[Dataset excerpts]
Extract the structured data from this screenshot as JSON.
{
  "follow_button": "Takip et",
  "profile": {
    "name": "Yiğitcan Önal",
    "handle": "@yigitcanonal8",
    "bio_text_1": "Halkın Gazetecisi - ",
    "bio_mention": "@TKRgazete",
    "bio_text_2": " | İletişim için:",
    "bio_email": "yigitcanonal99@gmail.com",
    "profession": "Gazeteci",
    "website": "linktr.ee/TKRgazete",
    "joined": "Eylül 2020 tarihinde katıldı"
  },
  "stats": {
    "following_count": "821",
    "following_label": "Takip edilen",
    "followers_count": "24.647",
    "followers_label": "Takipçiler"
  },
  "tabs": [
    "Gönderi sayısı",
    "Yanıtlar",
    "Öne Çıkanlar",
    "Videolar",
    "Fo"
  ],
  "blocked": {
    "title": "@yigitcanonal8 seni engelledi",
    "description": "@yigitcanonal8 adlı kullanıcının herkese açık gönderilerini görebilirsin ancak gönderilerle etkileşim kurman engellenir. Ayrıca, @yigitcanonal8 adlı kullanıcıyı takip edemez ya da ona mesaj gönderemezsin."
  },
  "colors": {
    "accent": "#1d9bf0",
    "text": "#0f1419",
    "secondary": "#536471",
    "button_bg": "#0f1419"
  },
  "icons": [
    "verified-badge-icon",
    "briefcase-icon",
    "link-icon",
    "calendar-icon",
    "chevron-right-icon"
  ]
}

Problem: Reproduce the data in its entirety, matching each character.

Response to the exercise:
Extract the structured data from this screenshot as JSON.
{
  "follow_button": "Takip et",
  "profile": {
    "name": "Yiğitcan Önal",
    "handle": "@yigitcanonal8",
    "bio_text_1": "Halkın Gazetecisi - ",
    "bio_mention": "@TKRgazete",
    "bio_text_2": " | İletişim için:",
    "bio_email": "yigitcanonal99@gmail.com",
    "profession": "Gazeteci",
    "website": "linktr.ee/TKRgazete",
    "joined": "Eylül 2020 tarihinde katıldı"
  },
  "stats": {
    "following_count": "821",
    "following_label": "Takip edilen",
    "followers_count": "24.647",
    "followers_label": "Takipçiler"
  },
  "tabs": [
    "Gönderi sayısı",
    "Yanıtlar",
    "Öne Çıkanlar",
    "Videolar",
    "Fo"
  ],
  "blocked": {
    "title": "@yigitcanonal8 seni engelledi",
    "description": "@yigitcanonal8 adlı kullanıcının herkese açık gönderilerini görebilirsin ancak gönderilerle etkileşim kurman engellenir. Ayrıca, @yigitcanonal8 adlı kullanıcıyı takip edemez ya da ona mesaj gönderemezsin."
  },
  "colors": {
    "accent": "#1d9bf0",
    "text": "#0f1419",
    "secondary": "#536471",
    "button_bg": "#0f1419"
  },
  "icons": [
    "verified-badge-icon",
    "briefcase-icon",
    "link-icon",
    "calendar-icon",
    "chevron-right-icon"
  ]
}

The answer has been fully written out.